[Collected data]
□ □ □ □
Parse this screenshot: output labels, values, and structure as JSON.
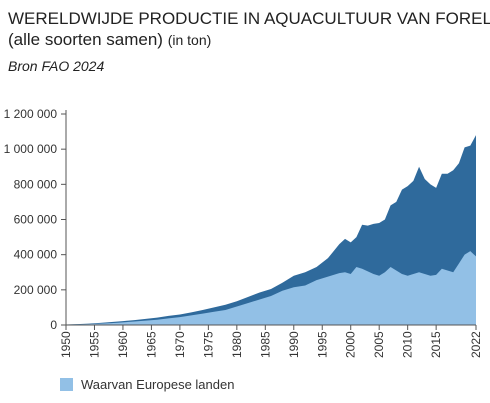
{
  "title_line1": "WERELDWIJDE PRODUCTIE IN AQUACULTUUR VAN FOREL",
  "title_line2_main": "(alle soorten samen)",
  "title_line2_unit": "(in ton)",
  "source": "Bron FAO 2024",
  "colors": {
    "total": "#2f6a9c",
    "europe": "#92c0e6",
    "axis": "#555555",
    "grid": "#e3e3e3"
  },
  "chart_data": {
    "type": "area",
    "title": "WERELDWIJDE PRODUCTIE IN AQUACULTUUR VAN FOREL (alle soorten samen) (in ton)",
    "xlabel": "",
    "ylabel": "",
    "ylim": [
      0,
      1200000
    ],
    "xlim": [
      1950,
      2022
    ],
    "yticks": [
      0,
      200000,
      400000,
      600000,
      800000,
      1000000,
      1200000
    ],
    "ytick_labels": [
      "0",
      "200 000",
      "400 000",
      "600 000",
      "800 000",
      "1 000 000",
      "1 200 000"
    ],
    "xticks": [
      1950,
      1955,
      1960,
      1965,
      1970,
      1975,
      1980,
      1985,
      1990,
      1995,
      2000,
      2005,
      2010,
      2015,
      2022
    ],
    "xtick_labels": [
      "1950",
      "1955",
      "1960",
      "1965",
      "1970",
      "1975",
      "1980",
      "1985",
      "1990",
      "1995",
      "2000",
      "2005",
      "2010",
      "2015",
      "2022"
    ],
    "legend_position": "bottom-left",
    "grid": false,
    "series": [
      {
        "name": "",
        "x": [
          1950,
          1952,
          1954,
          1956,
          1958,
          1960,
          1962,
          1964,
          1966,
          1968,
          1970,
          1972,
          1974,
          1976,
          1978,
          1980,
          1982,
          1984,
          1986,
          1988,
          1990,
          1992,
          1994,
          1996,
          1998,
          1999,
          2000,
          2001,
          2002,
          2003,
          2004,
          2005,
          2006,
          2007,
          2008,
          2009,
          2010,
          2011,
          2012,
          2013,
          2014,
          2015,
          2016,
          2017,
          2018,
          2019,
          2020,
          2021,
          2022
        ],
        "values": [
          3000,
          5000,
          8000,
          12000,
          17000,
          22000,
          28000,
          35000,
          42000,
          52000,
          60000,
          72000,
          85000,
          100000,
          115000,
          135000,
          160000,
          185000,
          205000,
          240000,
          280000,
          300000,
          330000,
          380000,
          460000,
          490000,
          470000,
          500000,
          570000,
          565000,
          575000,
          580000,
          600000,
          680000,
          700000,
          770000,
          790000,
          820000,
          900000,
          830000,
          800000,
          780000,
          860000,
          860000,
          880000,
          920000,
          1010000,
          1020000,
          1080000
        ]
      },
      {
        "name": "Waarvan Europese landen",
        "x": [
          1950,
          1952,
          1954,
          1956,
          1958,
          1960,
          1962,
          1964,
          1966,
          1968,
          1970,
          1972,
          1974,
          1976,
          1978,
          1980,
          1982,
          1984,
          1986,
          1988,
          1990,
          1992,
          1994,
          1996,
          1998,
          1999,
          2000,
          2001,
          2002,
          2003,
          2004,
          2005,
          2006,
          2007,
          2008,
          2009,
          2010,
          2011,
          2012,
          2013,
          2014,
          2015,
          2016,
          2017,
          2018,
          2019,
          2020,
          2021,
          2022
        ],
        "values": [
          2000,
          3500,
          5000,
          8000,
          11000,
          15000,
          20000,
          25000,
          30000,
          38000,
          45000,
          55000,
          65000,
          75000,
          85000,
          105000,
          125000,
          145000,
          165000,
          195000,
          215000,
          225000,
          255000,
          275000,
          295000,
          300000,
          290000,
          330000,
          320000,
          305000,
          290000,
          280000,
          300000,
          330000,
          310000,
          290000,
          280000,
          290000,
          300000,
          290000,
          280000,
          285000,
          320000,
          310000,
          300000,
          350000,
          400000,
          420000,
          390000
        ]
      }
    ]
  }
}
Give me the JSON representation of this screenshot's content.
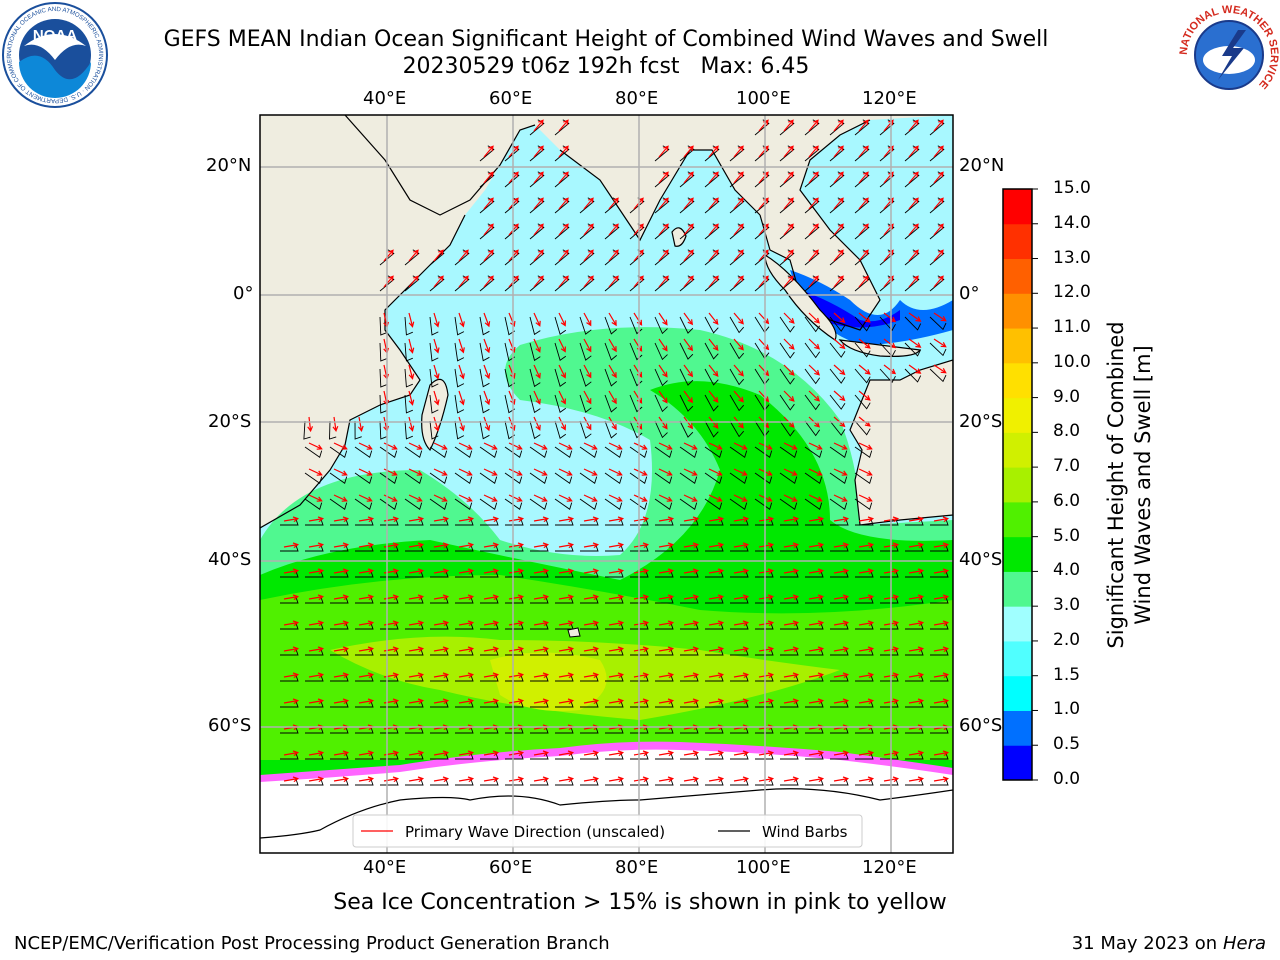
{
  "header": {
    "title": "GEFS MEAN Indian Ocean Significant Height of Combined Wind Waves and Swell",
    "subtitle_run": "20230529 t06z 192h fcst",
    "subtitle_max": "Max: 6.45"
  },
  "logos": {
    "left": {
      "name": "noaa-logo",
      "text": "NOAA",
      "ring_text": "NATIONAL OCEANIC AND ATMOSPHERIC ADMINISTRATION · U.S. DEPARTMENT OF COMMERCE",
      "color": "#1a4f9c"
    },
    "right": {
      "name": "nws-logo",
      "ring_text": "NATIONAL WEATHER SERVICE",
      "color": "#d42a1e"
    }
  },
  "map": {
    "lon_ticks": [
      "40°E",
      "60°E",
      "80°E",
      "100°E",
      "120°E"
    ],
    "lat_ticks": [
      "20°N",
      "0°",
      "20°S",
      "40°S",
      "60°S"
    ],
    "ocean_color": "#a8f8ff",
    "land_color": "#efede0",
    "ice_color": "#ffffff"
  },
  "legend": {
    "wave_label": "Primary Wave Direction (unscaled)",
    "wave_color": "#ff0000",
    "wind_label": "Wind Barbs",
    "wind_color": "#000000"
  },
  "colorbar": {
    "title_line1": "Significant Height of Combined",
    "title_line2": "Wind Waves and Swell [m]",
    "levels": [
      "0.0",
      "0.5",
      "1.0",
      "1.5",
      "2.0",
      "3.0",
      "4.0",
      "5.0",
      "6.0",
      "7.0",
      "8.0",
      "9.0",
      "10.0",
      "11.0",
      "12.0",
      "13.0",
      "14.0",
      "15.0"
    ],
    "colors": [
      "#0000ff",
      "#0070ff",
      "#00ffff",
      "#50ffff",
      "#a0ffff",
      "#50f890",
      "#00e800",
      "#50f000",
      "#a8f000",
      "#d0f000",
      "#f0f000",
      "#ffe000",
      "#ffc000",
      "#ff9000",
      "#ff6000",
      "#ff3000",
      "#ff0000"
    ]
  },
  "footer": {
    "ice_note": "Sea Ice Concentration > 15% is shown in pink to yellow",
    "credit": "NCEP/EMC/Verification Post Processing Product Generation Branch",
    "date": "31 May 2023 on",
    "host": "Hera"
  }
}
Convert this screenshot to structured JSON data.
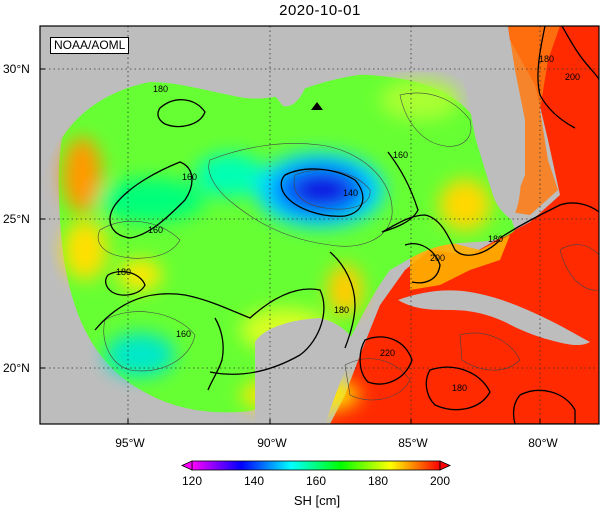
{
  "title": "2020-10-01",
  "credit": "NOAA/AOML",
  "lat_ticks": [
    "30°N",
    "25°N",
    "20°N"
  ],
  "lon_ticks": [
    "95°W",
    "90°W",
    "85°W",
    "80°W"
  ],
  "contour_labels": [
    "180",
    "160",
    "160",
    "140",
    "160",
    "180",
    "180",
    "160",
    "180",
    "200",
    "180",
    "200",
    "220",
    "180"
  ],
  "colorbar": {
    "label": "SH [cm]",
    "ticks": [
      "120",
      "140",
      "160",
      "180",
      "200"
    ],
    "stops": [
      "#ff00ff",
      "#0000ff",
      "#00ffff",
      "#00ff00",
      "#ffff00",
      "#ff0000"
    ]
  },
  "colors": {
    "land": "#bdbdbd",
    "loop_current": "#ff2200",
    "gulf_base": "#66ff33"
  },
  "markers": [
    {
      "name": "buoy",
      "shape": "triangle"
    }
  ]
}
□ □ □ □
● Work required:
Find the string "WERELDWIJDE" in the listing and return every line that holds it.

● Solution for this problem:
  "title_line1": "WERELDWIJDE PRODUCTIE IN AQUACULTUUR VAN FOREL",
    "title": "WERELDWIJDE PRODUCTIE IN AQUACULTUUR VAN FOREL (alle soorten samen) (in ton)",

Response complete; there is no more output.